Subtle issues with CMS can arise from old versions of libraries or supporting software. Please ensure you are running the minimum versions of each dependency (described in Dependencies and available compilers).

In the next sections we list some known symptoms and their possible causes.


  • Symptom. Error message “Cannot determine OID of function lo_create”

    Possible cause. Your database must be at least PostgreSQL 8.x to support large objects used by CMS.

  • Symptom. Exceptions regarding missing database fields or with the wrong type.

    Possible cause. The version of CMS that created the schema in your database is different from the one you are using now. If the schema is older than the current version, you can update the schema as in Installing CMS and its Python dependencies.

  • Symptom. Some components of CMS fail randomly and PostgreSQL complains about having too many connections.

    Possible cause. The default configuration of PostgreSQL may allow insufficiently many incoming connections on the database engine. You can raise this limit by tweaking the `max_connections` parameter in `postgresql.conf` (see docs). This, in turn, requires more shared memory for the PostgreSQL process (see `shared_buffers` parameter in docs), which may overflow the maximum limit allowed by the operating system. In such case see the suggestions in Users reported that another way to go is to use a connection pooler like PgBouncer.


  • Symptom. Some services log error messages like Response is missing some fields, ignoring then disconnect from other services.

    Possible cause. It is possible that a service that was trying to establish a connection to another service residing on the same host was assigned by the kernel an outgoing port that is equal to the port it was trying to reach. This can be verified by looking for logs that resemble the following: Established connection with (LogService,0) (local address: (observe the same address repeated twice).

== RECORDED INFORMATION ==
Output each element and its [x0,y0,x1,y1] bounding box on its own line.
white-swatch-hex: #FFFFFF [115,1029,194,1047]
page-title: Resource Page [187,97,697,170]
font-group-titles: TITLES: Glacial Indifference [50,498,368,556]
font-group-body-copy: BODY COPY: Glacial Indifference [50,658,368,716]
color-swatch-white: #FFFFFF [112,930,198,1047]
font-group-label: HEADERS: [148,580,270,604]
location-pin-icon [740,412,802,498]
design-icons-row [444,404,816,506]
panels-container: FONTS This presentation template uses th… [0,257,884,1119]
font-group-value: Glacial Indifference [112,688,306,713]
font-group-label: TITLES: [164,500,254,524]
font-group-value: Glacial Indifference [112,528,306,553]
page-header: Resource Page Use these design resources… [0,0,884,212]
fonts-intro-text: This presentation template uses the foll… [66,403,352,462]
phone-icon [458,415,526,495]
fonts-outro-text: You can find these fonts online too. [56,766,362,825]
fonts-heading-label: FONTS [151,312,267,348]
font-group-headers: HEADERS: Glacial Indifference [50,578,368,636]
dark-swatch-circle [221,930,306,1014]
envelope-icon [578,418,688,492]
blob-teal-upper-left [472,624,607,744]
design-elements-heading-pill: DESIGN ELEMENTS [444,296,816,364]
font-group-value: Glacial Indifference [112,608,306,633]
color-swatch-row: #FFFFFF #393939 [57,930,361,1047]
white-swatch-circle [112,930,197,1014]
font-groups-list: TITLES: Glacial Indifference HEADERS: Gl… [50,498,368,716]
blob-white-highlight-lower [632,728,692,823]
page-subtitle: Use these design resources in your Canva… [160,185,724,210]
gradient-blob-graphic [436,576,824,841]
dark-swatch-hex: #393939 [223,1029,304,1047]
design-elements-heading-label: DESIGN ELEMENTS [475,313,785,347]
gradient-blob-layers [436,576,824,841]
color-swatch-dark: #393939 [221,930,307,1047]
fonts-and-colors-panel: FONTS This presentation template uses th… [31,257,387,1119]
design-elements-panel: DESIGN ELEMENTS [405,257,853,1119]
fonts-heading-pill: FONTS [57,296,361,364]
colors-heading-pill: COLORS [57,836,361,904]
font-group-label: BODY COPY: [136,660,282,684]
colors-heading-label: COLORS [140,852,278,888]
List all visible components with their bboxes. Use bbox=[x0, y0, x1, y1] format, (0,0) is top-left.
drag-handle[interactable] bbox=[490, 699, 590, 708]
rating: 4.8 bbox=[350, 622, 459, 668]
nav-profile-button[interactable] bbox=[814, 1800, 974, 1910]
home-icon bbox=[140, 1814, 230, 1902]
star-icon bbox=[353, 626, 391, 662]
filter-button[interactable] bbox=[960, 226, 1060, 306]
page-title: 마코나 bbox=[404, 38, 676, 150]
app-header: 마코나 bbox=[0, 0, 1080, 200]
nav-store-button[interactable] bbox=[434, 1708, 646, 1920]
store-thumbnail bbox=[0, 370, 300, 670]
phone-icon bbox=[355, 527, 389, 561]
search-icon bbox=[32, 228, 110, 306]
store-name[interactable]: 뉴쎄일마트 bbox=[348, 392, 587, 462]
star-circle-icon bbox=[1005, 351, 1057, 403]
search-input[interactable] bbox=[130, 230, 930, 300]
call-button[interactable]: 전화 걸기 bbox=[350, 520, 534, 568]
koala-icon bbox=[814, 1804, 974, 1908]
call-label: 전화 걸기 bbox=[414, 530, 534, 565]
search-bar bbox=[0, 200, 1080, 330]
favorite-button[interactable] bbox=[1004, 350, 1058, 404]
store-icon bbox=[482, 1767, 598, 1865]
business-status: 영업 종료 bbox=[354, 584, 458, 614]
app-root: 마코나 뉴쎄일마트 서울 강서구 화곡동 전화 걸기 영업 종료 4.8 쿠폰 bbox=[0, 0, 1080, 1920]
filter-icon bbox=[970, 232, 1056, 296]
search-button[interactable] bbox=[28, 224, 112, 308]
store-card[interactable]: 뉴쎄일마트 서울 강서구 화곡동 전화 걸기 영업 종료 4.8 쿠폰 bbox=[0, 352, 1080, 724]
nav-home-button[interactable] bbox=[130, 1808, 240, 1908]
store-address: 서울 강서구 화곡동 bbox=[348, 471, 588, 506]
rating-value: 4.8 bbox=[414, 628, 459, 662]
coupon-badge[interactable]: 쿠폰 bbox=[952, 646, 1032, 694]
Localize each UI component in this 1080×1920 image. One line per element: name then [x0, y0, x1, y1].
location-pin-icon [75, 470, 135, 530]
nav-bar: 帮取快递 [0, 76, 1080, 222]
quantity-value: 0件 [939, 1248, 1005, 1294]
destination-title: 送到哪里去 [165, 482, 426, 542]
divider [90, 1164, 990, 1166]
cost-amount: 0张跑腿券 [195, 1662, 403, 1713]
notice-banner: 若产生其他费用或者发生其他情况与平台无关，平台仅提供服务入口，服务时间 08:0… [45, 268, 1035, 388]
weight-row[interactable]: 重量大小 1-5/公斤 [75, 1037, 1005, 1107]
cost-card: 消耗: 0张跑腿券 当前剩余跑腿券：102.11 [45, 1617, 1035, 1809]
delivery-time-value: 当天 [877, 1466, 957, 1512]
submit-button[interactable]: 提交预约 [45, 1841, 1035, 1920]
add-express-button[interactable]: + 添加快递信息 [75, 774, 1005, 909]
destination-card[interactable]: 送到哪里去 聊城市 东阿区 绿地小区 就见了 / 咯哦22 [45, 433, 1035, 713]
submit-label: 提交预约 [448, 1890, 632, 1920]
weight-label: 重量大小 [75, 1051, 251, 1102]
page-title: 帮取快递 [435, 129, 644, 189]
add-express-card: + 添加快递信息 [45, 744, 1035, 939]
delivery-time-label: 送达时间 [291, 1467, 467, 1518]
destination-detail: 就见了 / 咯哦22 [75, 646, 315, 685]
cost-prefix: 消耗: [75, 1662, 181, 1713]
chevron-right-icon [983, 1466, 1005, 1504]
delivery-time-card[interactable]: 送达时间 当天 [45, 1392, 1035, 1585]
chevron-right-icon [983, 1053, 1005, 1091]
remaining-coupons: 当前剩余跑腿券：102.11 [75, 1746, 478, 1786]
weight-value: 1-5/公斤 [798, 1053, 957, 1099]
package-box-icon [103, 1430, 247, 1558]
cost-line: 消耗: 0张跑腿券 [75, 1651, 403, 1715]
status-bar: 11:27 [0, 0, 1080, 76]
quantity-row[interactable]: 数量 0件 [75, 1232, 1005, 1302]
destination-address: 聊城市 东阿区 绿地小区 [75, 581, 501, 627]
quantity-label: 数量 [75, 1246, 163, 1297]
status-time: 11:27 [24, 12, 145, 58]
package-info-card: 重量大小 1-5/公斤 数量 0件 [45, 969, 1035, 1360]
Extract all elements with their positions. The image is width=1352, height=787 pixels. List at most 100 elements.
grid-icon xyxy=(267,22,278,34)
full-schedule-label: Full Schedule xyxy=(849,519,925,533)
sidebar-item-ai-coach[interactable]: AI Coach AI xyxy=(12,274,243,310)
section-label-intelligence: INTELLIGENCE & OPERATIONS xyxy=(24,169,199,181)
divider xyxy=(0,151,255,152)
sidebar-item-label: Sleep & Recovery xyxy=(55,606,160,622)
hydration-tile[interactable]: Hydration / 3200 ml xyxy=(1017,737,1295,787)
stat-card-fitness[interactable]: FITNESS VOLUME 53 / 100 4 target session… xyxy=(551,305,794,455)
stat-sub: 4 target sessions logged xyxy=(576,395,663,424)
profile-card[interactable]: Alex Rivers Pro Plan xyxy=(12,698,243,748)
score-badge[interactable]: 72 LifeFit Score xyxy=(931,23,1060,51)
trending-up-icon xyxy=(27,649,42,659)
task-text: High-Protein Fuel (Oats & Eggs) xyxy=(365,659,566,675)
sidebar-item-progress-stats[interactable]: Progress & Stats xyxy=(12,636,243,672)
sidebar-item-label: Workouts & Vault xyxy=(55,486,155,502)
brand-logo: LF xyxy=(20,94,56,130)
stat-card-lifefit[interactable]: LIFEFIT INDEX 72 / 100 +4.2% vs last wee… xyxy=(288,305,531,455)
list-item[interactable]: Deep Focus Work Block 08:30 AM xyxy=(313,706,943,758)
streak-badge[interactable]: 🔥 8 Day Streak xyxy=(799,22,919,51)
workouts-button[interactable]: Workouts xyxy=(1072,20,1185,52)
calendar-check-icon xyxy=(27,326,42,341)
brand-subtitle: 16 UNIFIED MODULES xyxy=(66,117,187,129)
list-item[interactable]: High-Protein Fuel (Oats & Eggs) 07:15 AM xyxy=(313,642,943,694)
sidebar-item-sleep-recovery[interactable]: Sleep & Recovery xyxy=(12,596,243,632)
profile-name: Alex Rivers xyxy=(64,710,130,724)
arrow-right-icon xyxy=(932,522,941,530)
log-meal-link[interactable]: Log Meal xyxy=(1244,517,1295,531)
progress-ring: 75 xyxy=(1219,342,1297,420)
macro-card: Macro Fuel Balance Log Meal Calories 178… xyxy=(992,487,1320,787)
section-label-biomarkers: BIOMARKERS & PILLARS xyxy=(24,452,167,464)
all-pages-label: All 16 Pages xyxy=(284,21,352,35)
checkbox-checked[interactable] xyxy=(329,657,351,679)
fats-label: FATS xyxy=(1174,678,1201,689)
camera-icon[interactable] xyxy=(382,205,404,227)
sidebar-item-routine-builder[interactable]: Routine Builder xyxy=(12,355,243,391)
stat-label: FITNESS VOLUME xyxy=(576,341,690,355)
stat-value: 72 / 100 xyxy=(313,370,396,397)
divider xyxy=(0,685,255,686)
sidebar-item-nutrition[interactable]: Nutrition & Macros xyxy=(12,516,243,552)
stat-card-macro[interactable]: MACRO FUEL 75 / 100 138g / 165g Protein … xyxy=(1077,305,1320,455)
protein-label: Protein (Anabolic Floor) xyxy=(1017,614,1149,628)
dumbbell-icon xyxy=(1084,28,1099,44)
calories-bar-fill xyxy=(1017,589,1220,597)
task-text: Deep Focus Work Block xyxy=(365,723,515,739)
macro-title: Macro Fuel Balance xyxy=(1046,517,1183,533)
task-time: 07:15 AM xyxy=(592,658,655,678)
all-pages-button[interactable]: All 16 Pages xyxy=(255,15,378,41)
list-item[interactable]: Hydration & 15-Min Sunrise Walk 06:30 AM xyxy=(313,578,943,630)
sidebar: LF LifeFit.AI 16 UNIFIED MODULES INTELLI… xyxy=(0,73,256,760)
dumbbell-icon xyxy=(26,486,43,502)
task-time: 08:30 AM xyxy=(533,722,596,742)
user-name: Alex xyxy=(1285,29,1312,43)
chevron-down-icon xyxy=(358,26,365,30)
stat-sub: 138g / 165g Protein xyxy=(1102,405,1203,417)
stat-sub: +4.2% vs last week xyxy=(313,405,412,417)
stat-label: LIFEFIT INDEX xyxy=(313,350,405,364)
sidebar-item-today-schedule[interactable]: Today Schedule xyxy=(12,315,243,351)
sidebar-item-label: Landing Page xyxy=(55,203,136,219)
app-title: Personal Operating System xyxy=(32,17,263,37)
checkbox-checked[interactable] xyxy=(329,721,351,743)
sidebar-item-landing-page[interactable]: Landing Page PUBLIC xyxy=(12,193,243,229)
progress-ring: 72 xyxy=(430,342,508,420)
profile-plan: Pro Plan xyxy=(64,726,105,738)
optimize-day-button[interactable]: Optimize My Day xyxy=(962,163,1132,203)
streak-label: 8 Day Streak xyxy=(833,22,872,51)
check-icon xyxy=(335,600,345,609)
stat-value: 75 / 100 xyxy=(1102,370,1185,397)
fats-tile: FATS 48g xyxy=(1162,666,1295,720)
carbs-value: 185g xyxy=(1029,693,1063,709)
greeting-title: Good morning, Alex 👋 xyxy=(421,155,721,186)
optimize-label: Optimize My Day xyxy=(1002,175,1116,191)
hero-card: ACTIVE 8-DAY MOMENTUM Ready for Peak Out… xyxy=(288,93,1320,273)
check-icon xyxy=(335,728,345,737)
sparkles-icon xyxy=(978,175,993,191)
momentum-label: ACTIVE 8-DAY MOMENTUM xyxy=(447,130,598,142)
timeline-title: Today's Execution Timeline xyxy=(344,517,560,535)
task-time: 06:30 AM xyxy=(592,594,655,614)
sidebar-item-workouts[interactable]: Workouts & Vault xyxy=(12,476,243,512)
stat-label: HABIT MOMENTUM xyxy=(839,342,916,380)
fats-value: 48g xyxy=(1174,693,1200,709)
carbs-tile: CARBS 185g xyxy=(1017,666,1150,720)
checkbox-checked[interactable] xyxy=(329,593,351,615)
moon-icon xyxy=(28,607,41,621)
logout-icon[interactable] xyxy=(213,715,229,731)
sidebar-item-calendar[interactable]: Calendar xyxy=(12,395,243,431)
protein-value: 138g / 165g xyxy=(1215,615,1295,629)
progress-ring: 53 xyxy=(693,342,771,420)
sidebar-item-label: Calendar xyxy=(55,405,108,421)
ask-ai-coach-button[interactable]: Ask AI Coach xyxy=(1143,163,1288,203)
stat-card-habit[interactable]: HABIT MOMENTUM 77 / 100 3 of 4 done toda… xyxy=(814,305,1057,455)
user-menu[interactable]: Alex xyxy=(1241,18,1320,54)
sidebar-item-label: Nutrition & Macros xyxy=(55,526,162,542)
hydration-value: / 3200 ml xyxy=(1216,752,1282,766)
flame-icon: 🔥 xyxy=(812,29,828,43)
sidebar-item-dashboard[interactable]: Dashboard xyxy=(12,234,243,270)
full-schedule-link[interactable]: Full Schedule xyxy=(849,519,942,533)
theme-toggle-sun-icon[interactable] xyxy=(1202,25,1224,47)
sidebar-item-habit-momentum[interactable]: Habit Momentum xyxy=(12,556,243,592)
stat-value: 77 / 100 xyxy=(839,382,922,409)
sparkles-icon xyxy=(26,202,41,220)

== TASKS ==
A. List every symptom that the CMS troubleshooting text describes.
B. Pick up the CMS troubleshooting text after its final sentence and continue writing it.

== RESPONSES IN ORDER ==
A.
- Error message "Cannot determine OID of function lo_create"
- Exceptions regarding missing database fields or with the wrong type
- Some components of CMS fail randomly and PostgreSQL complains about having too many connections
- Some services log error messages like "Response is missing some fields, ignoring" and then disconnect from other services

B.
    A workaround for this issue is to first look at what range of ports is reserved by the kernel to “ephemeral” ports (the ones dynamically assigned to outgoing connections). This can be found out with cat /proc/sys/net/ipv4/ip_local_port_range. Then the configuration file of CMS should be updated so that all services are assigned ports outside that range.


  • Symptom. Some HTTP requests to ContestWebServer take a long time and fail with 500 Internal Server Error. ContestWebServer logs contain entries such as TimeoutError('QueuePool limit of size 5 overflow 10 reached, connection timed out, timeout 60',).

    Possible cause. The server may be overloaded with user requests. You can try to increase the `pool_timeout` argument in cms/db/ or, preferably, spread your users over more instances of ContestWebServer.

  • Symptom. Message from ContestWebServer such as: WARNING:root:Invalid cookie signature KFZzdW5kdWRlCnAwCkkxMzI5MzQzNzIwCnRw...

    Possible cause. The contest secret key (defined in cms.conf) may have been changed and users’ browsers are still attempting to use cookies signed with the old key. If this is the case, the problem should correct itself and won’t be seen by users.

  • Symptom. Ranking Web Server displays wrong data, or too much data.

    Possible cause. RWS is designed to handle groups of contests, so it retains data about past contests. If you want to delete previous data, run RWS with the `-d` option. See RankingWebServer for more details

  • Symptom. Ranking Web Server prints an “Inconsistent data” exception.

    Possible cause. RWS has its own local storage of the score data; this exception usually means that it got corrupted in some way (e.g., some of the data was deleted). If all the scores are still present in the core CMS, the easiest way to fix this is to stop RWS and ProxyService, run cmsRankingWebServer -d to delete the local storage, then start again RWS and PS.


  • Symptom. The Worker fails to evaluate a submission logging about an invalid (empty) output from the manager.

    Possible cause. You might have been used a non-statically linked checker. The sandbox prevent dynamically linked executables to work. Try compiling the checker with `-static`. Also, make sure that the checker was compiled for the architecture of the workers (e.g., 32 or 64 bits).

  • Symptom. The Worker fails to evaluate a submission with a generic failure.

    Possible cause. Make sure that the isolate binary that CMS is using has the correct permissions (in particular, its owner is root and it has the suid bit set). Be careful of having multiple isolate binaries in your path. Another reason could be that you are using an old version of isolate.

  • Symptom. Contestants’ solutions fail when trying to write large outputs.

    Possible cause. CMS limits the maximum output size from programs being evaluated for security reasons. Currently the limit is 1 GB and can be configured by changing the parameter max_file_size in cms.conf.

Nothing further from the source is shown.